WRITTEN INSTRUCTION>
Whenever a line contains the string "一体两翼", copy it out of the entries.

# START OF EXERCISE INPUT

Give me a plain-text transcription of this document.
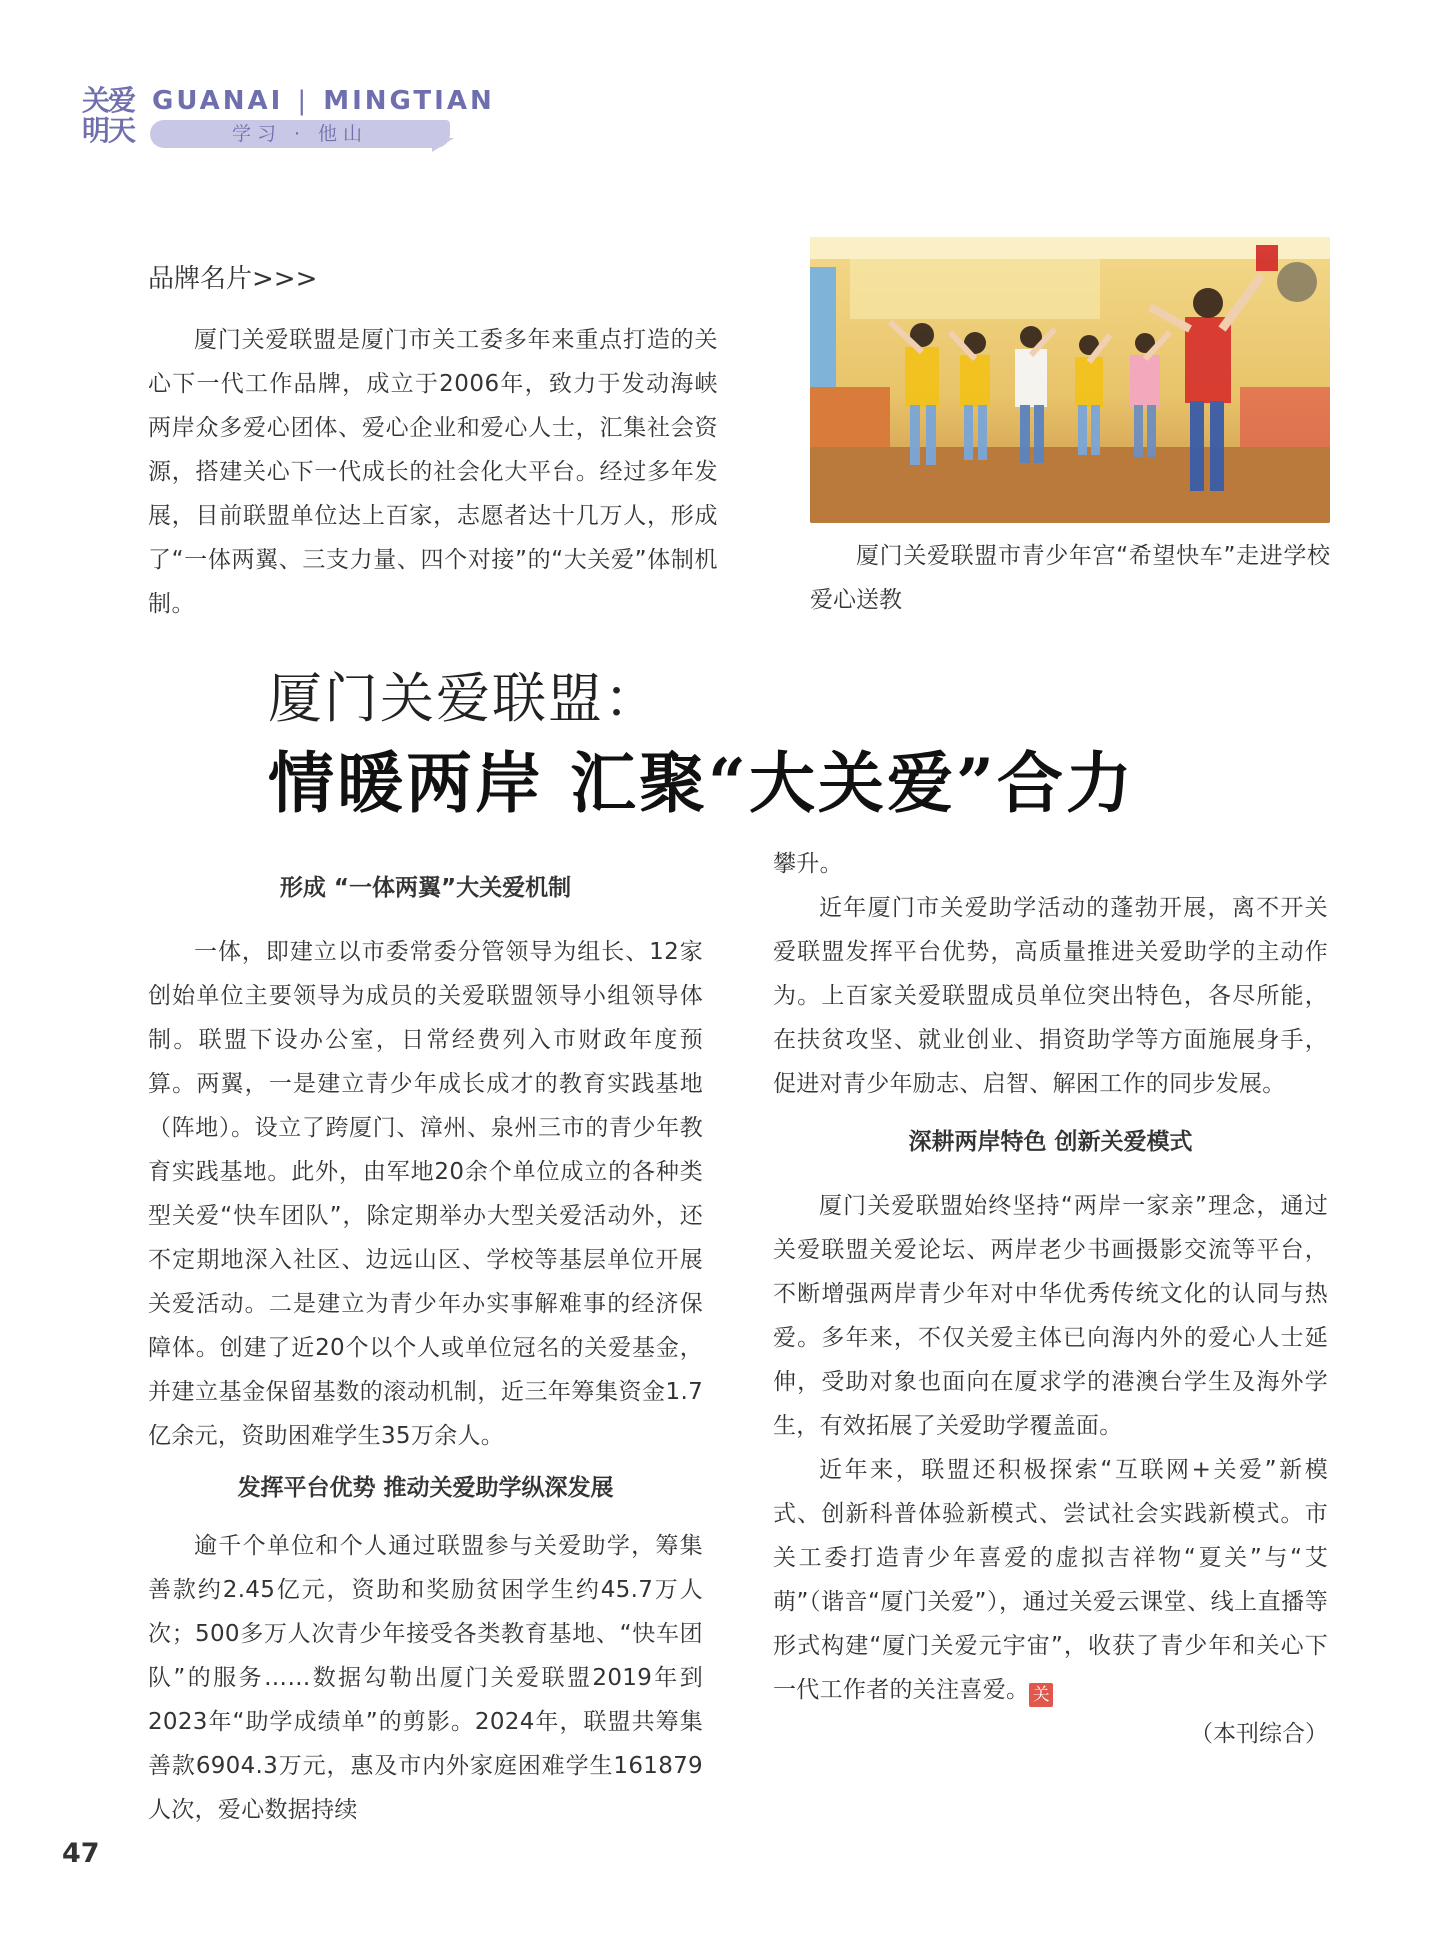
关爱明天
GUANAI | MINGTIAN
学习 · 他山

品牌名片>>>

厦门关爱联盟是厦门市关工委多年来重点打造的关心下一代工作品牌，成立于2006年，致力于发动海峡两岸众多爱心团体、爱心企业和爱心人士，汇集社会资源，搭建关心下一代成长的社会化大平台。经过多年发展，目前联盟单位达上百家，志愿者达十几万人，形成了“一体两翼、三支力量、四个对接”的“大关爱”体制机制。

厦门关爱联盟市青少年宫“希望快车”走进学校爱心送教

厦门关爱联盟：
情暖两岸 汇聚“大关爱”合力

形成 “一体两翼”大关爱机制

一体，即建立以市委常委分管领导为组长、12家创始单位主要领导为成员的关爱联盟领导小组领导体制。联盟下设办公室，日常经费列入市财政年度预算。两翼，一是建立青少年成长成才的教育实践基地（阵地）。设立了跨厦门、漳州、泉州三市的青少年教育实践基地。此外，由军地20余个单位成立的各种类型关爱“快车团队”，除定期举办大型关爱活动外，还不定期地深入社区、边远山区、学校等基层单位开展关爱活动。二是建立为青少年办实事解难事的经济保障体。创建了近20个以个人或单位冠名的关爱基金，并建立基金保留基数的滚动机制，近三年筹集资金1.7亿余元，资助困难学生35万余人。

发挥平台优势 推动关爱助学纵深发展

逾千个单位和个人通过联盟参与关爱助学，筹集善款约2.45亿元，资助和奖励贫困学生约45.7万人次；500多万人次青少年接受各类教育基地、“快车团队”的服务……数据勾勒出厦门关爱联盟2019年到2023年“助学成绩单”的剪影。2024年，联盟共筹集善款6904.3万元，惠及市内外家庭困难学生161879人次，爱心数据持续

攀升。

近年厦门市关爱助学活动的蓬勃开展，离不开关爱联盟发挥平台优势，高质量推进关爱助学的主动作为。上百家关爱联盟成员单位突出特色，各尽所能，在扶贫攻坚、就业创业、捐资助学等方面施展身手，促进对青少年励志、启智、解困工作的同步发展。

深耕两岸特色 创新关爱模式

厦门关爱联盟始终坚持“两岸一家亲”理念，通过关爱联盟关爱论坛、两岸老少书画摄影交流等平台，不断增强两岸青少年对中华优秀传统文化的认同与热爱。多年来，不仅关爱主体已向海内外的爱心人士延伸，受助对象也面向在厦求学的港澳台学生及海外学生，有效拓展了关爱助学覆盖面。

近年来，联盟还积极探索“互联网+关爱”新模式、创新科普体验新模式、尝试社会实践新模式。市关工委打造青少年喜爱的虚拟吉祥物“夏关”与“艾萌”（谐音“厦门关爱”），通过关爱云课堂、线上直播等形式构建“厦门关爱元宇宙”，收获了青少年和关心下一代工作者的关注喜爱。 关

（本刊综合）

47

# END OF EXERCISE INPUT

EXERCISE OUTPUT>
厦门关爱联盟是厦门市关工委多年来重点打造的关心下一代工作品牌，成立于2006年，致力于发动海峡两岸众多爱心团体、爱心企业和爱心人士，汇集社会资源，搭建关心下一代成长的社会化大平台。经过多年发展，目前联盟单位达上百家，志愿者达十几万人，形成了“一体两翼、三支力量、四个对接”的“大关爱”体制机制。
形成 “一体两翼”大关爱机制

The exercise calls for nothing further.